Do this:
Locate each line with the string "측정하는" in the listing below and copy it.

Provided information:
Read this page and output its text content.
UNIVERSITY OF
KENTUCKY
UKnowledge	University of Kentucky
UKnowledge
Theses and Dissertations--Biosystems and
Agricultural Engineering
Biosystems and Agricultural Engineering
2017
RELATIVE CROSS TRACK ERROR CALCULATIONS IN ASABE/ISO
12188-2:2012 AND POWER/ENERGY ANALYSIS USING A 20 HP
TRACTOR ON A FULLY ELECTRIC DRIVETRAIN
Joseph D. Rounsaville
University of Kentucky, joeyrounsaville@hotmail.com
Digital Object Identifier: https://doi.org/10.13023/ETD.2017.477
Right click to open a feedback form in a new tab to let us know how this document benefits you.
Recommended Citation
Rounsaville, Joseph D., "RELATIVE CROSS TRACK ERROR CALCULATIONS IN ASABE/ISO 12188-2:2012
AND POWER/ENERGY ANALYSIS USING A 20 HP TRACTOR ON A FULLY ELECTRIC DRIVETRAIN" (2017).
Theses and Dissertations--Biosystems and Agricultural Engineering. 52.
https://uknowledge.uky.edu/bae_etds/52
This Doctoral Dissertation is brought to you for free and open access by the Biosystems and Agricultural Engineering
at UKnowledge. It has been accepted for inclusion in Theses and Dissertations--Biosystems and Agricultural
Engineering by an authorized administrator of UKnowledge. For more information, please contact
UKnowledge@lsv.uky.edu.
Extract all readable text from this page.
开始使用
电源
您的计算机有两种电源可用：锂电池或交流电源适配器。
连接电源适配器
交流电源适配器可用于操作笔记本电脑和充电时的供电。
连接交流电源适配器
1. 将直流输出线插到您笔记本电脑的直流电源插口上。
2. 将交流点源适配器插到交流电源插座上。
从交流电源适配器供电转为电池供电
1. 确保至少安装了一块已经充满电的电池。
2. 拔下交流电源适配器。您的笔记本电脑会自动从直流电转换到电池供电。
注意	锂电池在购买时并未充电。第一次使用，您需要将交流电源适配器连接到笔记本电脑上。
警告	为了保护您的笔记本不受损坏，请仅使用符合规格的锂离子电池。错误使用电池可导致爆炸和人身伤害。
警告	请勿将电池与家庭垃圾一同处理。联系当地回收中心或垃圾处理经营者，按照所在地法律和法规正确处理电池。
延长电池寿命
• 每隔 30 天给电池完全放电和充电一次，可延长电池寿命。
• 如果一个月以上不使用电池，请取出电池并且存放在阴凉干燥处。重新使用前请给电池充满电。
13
---
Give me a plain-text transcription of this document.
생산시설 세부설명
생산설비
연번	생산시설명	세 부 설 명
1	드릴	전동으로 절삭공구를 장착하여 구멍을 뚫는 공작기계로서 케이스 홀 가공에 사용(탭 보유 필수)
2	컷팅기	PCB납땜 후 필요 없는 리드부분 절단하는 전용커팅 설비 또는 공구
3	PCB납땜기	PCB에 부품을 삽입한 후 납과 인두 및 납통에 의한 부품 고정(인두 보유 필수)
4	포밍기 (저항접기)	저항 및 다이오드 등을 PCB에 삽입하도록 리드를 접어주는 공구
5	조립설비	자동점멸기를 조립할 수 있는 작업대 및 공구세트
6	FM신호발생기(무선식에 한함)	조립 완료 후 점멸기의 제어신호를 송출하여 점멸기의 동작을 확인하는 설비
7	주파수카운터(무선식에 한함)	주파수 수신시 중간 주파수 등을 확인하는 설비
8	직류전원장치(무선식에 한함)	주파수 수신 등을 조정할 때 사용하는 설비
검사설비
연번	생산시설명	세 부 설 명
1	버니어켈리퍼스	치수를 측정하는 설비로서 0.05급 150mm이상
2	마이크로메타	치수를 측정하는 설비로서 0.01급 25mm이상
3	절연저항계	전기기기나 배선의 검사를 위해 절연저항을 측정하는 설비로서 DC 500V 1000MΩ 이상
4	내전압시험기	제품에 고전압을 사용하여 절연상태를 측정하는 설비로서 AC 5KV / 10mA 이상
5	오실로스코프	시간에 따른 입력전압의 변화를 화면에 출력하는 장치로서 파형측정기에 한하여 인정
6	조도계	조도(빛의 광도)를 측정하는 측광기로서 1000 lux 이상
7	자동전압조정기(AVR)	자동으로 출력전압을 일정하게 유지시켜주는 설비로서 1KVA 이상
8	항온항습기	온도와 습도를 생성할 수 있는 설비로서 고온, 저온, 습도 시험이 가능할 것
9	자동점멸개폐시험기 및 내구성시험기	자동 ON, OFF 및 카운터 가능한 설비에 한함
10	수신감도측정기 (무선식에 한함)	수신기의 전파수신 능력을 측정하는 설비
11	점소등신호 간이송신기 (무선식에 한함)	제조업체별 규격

Finished exercise:
1	버니어켈리퍼스	치수를 측정하는 설비로서 0.05급 150mm이상
2	마이크로메타	치수를 측정하는 설비로서 0.01급 25mm이상
3	절연저항계	전기기기나 배선의 검사를 위해 절연저항을 측정하는 설비로서 DC 500V 1000MΩ 이상
4	내전압시험기	제품에 고전압을 사용하여 절연상태를 측정하는 설비로서 AC 5KV / 10mA 이상
6	조도계	조도(빛의 광도)를 측정하는 측광기로서 1000 lux 이상
10	수신감도측정기 (무선식에 한함)	수신기의 전파수신 능력을 측정하는 설비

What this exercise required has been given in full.